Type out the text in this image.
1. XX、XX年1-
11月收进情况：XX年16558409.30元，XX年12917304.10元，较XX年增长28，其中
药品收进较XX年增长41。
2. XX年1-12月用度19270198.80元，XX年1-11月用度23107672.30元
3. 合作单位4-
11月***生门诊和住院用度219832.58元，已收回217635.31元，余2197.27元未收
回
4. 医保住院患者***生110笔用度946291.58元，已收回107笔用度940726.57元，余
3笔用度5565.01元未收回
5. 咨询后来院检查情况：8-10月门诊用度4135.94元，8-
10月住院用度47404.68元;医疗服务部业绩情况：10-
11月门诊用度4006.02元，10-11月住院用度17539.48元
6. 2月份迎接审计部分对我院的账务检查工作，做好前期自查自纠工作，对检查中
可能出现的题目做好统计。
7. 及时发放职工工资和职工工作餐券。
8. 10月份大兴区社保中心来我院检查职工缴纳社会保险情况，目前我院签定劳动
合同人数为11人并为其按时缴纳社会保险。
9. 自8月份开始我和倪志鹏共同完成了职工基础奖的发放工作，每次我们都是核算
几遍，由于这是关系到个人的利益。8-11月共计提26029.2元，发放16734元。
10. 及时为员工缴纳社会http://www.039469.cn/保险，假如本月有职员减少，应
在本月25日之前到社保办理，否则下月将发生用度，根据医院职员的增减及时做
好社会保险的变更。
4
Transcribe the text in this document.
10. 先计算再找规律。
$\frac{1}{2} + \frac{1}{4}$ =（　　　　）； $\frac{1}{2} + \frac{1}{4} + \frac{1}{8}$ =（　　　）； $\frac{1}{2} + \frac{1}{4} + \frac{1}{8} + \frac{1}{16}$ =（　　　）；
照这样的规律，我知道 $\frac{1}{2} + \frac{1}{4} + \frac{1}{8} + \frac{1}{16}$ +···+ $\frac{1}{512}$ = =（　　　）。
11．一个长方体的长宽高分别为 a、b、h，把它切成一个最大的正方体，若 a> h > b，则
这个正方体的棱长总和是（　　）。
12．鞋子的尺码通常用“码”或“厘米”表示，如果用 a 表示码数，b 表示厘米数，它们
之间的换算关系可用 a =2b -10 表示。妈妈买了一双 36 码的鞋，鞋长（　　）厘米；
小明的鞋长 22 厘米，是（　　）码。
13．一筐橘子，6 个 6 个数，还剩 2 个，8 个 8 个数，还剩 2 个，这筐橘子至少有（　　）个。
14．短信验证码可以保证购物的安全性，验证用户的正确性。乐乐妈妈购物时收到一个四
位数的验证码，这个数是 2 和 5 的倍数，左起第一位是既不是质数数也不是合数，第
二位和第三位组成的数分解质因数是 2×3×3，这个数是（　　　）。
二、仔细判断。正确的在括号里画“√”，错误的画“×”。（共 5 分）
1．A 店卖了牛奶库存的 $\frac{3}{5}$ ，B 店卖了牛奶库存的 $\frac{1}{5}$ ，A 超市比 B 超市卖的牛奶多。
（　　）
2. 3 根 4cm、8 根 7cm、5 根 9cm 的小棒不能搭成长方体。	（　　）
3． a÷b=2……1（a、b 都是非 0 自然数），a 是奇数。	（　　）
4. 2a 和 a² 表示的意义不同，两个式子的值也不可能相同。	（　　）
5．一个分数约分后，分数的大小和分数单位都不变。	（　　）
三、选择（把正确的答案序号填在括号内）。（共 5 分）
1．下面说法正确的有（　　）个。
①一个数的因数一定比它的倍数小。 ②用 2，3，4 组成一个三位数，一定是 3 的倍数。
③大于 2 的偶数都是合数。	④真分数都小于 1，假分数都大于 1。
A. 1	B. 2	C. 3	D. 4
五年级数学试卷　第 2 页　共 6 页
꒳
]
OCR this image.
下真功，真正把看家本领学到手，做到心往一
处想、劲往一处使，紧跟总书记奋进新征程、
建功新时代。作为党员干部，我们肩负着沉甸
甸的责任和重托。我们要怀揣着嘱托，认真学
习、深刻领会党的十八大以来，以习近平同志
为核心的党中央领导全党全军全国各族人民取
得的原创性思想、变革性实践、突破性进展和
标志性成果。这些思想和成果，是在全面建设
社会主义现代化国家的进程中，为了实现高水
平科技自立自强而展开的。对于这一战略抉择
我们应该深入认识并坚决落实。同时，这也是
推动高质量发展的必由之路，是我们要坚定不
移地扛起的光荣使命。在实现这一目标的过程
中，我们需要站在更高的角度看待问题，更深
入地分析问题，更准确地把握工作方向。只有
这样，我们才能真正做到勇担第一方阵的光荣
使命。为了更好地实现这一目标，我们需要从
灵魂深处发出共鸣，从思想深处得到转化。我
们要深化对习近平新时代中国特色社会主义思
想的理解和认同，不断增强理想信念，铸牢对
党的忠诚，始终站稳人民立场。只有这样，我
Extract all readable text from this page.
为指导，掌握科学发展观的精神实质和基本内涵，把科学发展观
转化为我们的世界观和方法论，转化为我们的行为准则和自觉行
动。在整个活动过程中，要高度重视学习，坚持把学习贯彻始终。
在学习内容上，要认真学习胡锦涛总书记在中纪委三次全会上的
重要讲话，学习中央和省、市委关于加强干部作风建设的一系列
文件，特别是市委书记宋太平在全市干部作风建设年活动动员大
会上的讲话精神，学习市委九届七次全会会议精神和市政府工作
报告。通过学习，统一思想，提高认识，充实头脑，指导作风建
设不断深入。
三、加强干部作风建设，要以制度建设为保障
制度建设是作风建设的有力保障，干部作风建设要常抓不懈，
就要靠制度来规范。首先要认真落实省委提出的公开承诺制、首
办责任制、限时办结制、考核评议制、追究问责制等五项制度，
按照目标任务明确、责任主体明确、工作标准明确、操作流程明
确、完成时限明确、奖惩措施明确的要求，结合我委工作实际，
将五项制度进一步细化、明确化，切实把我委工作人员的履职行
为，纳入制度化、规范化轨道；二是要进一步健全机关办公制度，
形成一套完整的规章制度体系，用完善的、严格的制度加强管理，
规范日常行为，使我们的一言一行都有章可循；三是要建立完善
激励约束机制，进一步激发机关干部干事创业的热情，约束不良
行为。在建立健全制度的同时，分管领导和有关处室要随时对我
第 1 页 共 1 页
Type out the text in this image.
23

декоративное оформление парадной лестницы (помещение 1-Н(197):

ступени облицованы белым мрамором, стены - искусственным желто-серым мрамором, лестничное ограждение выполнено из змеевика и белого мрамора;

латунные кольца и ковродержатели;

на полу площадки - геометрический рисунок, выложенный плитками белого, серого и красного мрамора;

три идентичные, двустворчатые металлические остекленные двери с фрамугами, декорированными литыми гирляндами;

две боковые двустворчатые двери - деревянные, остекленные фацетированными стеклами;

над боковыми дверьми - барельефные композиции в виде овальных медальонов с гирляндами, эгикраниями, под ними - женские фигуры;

- _Exercise instructions_:
Every line above should be retyped exactly as given.

- _Response to this task_:
Type out the text in this image.
1. XX、XX年1-
11月收进情况：XX年16558409.30元，XX年12917304.10元，较XX年增长28，其中
药品收进较XX年增长41。
2. XX年1-12月用度19270198.80元，XX年1-11月用度23107672.30元
3. 合作单位4-
11月***生门诊和住院用度219832.58元，已收回217635.31元，余2197.27元未收
回
4. 医保住院患者***生110笔用度946291.58元，已收回107笔用度940726.57元，余
3笔用度5565.01元未收回
5. 咨询后来院检查情况：8-10月门诊用度4135.94元，8-
10月住院用度47404.68元;医疗服务部业绩情况：10-
11月门诊用度4006.02元，10-11月住院用度17539.48元
6. 2月份迎接审计部分对我院的账务检查工作，做好前期自查自纠工作，对检查中
可能出现的题目做好统计。
7. 及时发放职工工资和职工工作餐券。
8. 10月份大兴区社保中心来我院检查职工缴纳社会保险情况，目前我院签定劳动
合同人数为11人并为其按时缴纳社会保险。
9. 自8月份开始我和倪志鹏共同完成了职工基础奖的发放工作，每次我们都是核算
几遍，由于这是关系到个人的利益。8-11月共计提26029.2元，发放16734元。
10. 及时为员工缴纳社会http://www.039469.cn/保险，假如本月有职员减少，应
在本月25日之前到社保办理，否则下月将发生用度，根据医院职员的增减及时做
好社会保险的变更。
4
Transcribe the text in this document.
10. 先计算再找规律。
$\frac{1}{2} + \frac{1}{4}$ =（　　　　）； $\frac{1}{2} + \frac{1}{4} + \frac{1}{8}$ =（　　　）； $\frac{1}{2} + \frac{1}{4} + \frac{1}{8} + \frac{1}{16}$ =（　　　）；
照这样的规律，我知道 $\frac{1}{2} + \frac{1}{4} + \frac{1}{8} + \frac{1}{16}$ +···+ $\frac{1}{512}$ = =（　　　）。
11．一个长方体的长宽高分别为 a、b、h，把它切成一个最大的正方体，若 a> h > b，则
这个正方体的棱长总和是（　　）。
12．鞋子的尺码通常用“码”或“厘米”表示，如果用 a 表示码数，b 表示厘米数，它们
之间的换算关系可用 a =2b -10 表示。妈妈买了一双 36 码的鞋，鞋长（　　）厘米；
小明的鞋长 22 厘米，是（　　）码。
13．一筐橘子，6 个 6 个数，还剩 2 个，8 个 8 个数，还剩 2 个，这筐橘子至少有（　　）个。
14．短信验证码可以保证购物的安全性，验证用户的正确性。乐乐妈妈购物时收到一个四
位数的验证码，这个数是 2 和 5 的倍数，左起第一位是既不是质数数也不是合数，第
二位和第三位组成的数分解质因数是 2×3×3，这个数是（　　　）。
二、仔细判断。正确的在括号里画“√”，错误的画“×”。（共 5 分）
1．A 店卖了牛奶库存的 $\frac{3}{5}$ ，B 店卖了牛奶库存的 $\frac{1}{5}$ ，A 超市比 B 超市卖的牛奶多。
（　　）
2. 3 根 4cm、8 根 7cm、5 根 9cm 的小棒不能搭成长方体。	（　　）
3． a÷b=2……1（a、b 都是非 0 自然数），a 是奇数。	（　　）
4. 2a 和 a² 表示的意义不同，两个式子的值也不可能相同。	（　　）
5．一个分数约分后，分数的大小和分数单位都不变。	（　　）
三、选择（把正确的答案序号填在括号内）。（共 5 分）
1．下面说法正确的有（　　）个。
①一个数的因数一定比它的倍数小。 ②用 2，3，4 组成一个三位数，一定是 3 的倍数。
③大于 2 的偶数都是合数。	④真分数都小于 1，假分数都大于 1。
A. 1	B. 2	C. 3	D. 4
五年级数学试卷　第 2 页　共 6 页
꒳
]
OCR this image.
下真功，真正把看家本领学到手，做到心往一
处想、劲往一处使，紧跟总书记奋进新征程、
建功新时代。作为党员干部，我们肩负着沉甸
甸的责任和重托。我们要怀揣着嘱托，认真学
习、深刻领会党的十八大以来，以习近平同志
为核心的党中央领导全党全军全国各族人民取
得的原创性思想、变革性实践、突破性进展和
标志性成果。这些思想和成果，是在全面建设
社会主义现代化国家的进程中，为了实现高水
平科技自立自强而展开的。对于这一战略抉择
我们应该深入认识并坚决落实。同时，这也是
推动高质量发展的必由之路，是我们要坚定不
移地扛起的光荣使命。在实现这一目标的过程
中，我们需要站在更高的角度看待问题，更深
入地分析问题，更准确地把握工作方向。只有
这样，我们才能真正做到勇担第一方阵的光荣
使命。为了更好地实现这一目标，我们需要从
灵魂深处发出共鸣，从思想深处得到转化。我
们要深化对习近平新时代中国特色社会主义思
想的理解和认同，不断增强理想信念，铸牢对
党的忠诚，始终站稳人民立场。只有这样，我
Extract all readable text from this page.
为指导，掌握科学发展观的精神实质和基本内涵，把科学发展观
转化为我们的世界观和方法论，转化为我们的行为准则和自觉行
动。在整个活动过程中，要高度重视学习，坚持把学习贯彻始终。
在学习内容上，要认真学习胡锦涛总书记在中纪委三次全会上的
重要讲话，学习中央和省、市委关于加强干部作风建设的一系列
文件，特别是市委书记宋太平在全市干部作风建设年活动动员大
会上的讲话精神，学习市委九届七次全会会议精神和市政府工作
报告。通过学习，统一思想，提高认识，充实头脑，指导作风建
设不断深入。
三、加强干部作风建设，要以制度建设为保障
制度建设是作风建设的有力保障，干部作风建设要常抓不懈，
就要靠制度来规范。首先要认真落实省委提出的公开承诺制、首
办责任制、限时办结制、考核评议制、追究问责制等五项制度，
按照目标任务明确、责任主体明确、工作标准明确、操作流程明
确、完成时限明确、奖惩措施明确的要求，结合我委工作实际，
将五项制度进一步细化、明确化，切实把我委工作人员的履职行
为，纳入制度化、规范化轨道；二是要进一步健全机关办公制度，
形成一套完整的规章制度体系，用完善的、严格的制度加强管理，
规范日常行为，使我们的一言一行都有章可循；三是要建立完善
激励约束机制，进一步激发机关干部干事创业的热情，约束不良
行为。在建立健全制度的同时，分管领导和有关处室要随时对我
第 1 页 共 1 页
Type out the text in this image.
23

декоративное оформление парадной лестницы (помещение 1-Н(197):

ступени облицованы белым мрамором, стены - искусственным желто-серым мрамором, лестничное ограждение выполнено из змеевика и белого мрамора;

латунные кольца и ковродержатели;

на полу площадки - геометрический рисунок, выложенный плитками белого, серого и красного мрамора;

три идентичные, двустворчатые металлические остекленные двери с фрамугами, декорированными литыми гирляндами;

две боковые двустворчатые двери - деревянные, остекленные фацетированными стеклами;

над боковыми дверьми - барельефные композиции в виде овальных медальонов с гирляндами, эгикраниями, под ними - женские фигуры;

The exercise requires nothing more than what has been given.